YOUR OBJECTIVE: Everything from the line containing "Type out the text in this image." through the last line of the records below should be printed exactly, please, and nothing else.

SUPPLIED MATERIAL:

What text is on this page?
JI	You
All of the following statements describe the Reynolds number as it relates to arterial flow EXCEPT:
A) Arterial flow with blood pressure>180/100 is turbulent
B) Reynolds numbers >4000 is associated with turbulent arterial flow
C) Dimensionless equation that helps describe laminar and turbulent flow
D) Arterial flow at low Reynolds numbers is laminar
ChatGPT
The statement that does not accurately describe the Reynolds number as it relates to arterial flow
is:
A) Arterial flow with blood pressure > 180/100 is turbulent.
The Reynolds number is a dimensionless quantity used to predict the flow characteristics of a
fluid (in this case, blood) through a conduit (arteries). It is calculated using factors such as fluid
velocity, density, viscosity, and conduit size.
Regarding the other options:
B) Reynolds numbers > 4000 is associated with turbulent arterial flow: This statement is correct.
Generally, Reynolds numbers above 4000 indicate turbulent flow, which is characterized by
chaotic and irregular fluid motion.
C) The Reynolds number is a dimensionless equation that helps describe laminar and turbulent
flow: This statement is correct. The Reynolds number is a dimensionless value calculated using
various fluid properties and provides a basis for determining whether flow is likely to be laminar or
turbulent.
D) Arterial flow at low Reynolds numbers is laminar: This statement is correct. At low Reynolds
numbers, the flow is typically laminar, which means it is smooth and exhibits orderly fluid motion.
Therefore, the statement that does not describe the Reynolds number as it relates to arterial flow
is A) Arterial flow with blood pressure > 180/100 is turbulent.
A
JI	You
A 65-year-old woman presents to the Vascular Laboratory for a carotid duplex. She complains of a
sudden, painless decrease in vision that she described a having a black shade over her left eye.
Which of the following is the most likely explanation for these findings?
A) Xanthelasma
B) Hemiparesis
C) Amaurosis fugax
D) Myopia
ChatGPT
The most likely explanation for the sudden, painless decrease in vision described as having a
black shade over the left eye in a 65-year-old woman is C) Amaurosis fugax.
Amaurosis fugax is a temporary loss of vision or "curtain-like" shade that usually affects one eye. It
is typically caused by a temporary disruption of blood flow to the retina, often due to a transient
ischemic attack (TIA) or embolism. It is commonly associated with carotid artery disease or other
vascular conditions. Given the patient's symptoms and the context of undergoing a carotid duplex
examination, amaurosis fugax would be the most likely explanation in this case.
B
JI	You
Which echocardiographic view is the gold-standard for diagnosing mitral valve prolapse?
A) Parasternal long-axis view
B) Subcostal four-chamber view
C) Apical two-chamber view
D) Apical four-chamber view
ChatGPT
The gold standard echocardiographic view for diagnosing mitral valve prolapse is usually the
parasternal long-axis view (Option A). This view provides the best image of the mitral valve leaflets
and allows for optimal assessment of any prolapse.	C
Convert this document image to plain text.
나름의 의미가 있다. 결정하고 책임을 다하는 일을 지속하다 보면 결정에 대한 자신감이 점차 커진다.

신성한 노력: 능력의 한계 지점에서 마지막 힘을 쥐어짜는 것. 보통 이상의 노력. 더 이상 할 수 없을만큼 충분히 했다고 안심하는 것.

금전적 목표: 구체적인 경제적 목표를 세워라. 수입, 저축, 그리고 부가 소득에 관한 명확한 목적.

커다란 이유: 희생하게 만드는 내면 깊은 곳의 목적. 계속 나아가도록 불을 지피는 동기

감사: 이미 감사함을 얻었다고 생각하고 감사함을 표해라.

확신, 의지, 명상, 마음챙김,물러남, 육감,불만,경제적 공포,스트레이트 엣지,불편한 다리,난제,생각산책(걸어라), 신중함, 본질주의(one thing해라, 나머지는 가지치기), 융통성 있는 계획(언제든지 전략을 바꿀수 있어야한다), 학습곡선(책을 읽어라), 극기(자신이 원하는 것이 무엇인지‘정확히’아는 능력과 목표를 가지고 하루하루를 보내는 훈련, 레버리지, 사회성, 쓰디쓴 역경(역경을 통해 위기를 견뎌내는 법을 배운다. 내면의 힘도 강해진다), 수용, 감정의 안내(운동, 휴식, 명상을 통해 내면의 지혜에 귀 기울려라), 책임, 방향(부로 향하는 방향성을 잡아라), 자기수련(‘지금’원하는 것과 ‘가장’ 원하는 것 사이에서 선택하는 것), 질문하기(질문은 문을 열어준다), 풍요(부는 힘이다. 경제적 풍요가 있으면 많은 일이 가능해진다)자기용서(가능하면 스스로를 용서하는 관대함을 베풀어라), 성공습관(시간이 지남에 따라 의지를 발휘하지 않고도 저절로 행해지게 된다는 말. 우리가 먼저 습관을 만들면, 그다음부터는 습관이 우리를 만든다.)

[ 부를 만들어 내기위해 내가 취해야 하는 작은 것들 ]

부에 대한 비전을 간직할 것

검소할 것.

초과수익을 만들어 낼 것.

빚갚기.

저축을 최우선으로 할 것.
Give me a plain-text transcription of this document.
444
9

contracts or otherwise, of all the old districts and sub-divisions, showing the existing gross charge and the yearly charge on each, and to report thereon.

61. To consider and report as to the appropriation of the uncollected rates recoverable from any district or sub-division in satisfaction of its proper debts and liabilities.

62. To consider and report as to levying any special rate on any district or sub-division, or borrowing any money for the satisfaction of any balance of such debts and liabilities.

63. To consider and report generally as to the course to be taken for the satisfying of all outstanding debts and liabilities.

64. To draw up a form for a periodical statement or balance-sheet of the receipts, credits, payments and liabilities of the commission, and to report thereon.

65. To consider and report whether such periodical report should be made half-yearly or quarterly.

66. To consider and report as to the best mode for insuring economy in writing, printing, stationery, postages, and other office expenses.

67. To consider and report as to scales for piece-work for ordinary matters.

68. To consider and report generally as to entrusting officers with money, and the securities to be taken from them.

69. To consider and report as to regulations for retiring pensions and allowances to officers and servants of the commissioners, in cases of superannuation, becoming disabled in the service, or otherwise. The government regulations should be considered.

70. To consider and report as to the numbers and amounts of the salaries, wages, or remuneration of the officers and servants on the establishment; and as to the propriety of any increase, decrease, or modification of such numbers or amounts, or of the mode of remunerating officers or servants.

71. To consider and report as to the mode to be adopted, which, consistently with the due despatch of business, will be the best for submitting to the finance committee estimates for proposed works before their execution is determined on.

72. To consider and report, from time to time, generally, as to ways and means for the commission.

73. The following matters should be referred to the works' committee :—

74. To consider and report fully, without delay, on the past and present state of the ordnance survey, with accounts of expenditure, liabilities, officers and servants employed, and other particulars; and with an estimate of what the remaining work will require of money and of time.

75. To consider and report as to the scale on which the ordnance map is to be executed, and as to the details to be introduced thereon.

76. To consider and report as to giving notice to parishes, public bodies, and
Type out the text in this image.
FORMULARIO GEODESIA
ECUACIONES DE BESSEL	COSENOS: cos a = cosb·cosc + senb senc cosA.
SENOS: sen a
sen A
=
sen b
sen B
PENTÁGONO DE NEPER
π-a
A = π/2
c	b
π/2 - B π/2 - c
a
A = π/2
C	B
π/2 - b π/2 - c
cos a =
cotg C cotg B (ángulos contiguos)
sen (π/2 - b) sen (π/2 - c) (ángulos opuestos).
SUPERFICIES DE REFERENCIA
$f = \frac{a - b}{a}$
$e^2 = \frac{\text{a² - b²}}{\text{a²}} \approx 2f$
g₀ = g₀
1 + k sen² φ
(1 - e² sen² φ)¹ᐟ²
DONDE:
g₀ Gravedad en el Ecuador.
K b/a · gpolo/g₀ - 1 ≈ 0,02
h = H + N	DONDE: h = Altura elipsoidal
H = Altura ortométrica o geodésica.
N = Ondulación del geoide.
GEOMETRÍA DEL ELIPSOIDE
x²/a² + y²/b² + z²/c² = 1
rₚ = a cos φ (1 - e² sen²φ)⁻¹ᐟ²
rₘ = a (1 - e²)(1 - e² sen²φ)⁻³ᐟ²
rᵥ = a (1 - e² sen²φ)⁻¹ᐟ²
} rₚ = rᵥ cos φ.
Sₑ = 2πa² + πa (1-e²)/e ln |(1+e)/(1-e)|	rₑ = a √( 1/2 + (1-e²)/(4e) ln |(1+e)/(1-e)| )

THE RESPONSE:
Type out the text in this image.
FORMULARIO GEODESIA
ECUACIONES DE BESSEL	COSENOS: cos a = cosb·cosc + senb senc cosA.
SENOS: sen a
sen A
=
sen b
sen B
PENTÁGONO DE NEPER
π-a
A = π/2
c	b
π/2 - B π/2 - c
a
A = π/2
C	B
π/2 - b π/2 - c
cos a =
cotg C cotg B (ángulos contiguos)
sen (π/2 - b) sen (π/2 - c) (ángulos opuestos).
SUPERFICIES DE REFERENCIA
$f = \frac{a - b}{a}$
$e^2 = \frac{\text{a² - b²}}{\text{a²}} \approx 2f$
g₀ = g₀
1 + k sen² φ
(1 - e² sen² φ)¹ᐟ²
DONDE:
g₀ Gravedad en el Ecuador.
K b/a · gpolo/g₀ - 1 ≈ 0,02
h = H + N	DONDE: h = Altura elipsoidal
H = Altura ortométrica o geodésica.
N = Ondulación del geoide.
GEOMETRÍA DEL ELIPSOIDE
x²/a² + y²/b² + z²/c² = 1
rₚ = a cos φ (1 - e² sen²φ)⁻¹ᐟ²
rₘ = a (1 - e²)(1 - e² sen²φ)⁻³ᐟ²
rᵥ = a (1 - e² sen²φ)⁻¹ᐟ²
} rₚ = rᵥ cos φ.
Sₑ = 2πa² + πa (1-e²)/e ln |(1+e)/(1-e)|	rₑ = a √( 1/2 + (1-e²)/(4e) ln |(1+e)/(1-e)| )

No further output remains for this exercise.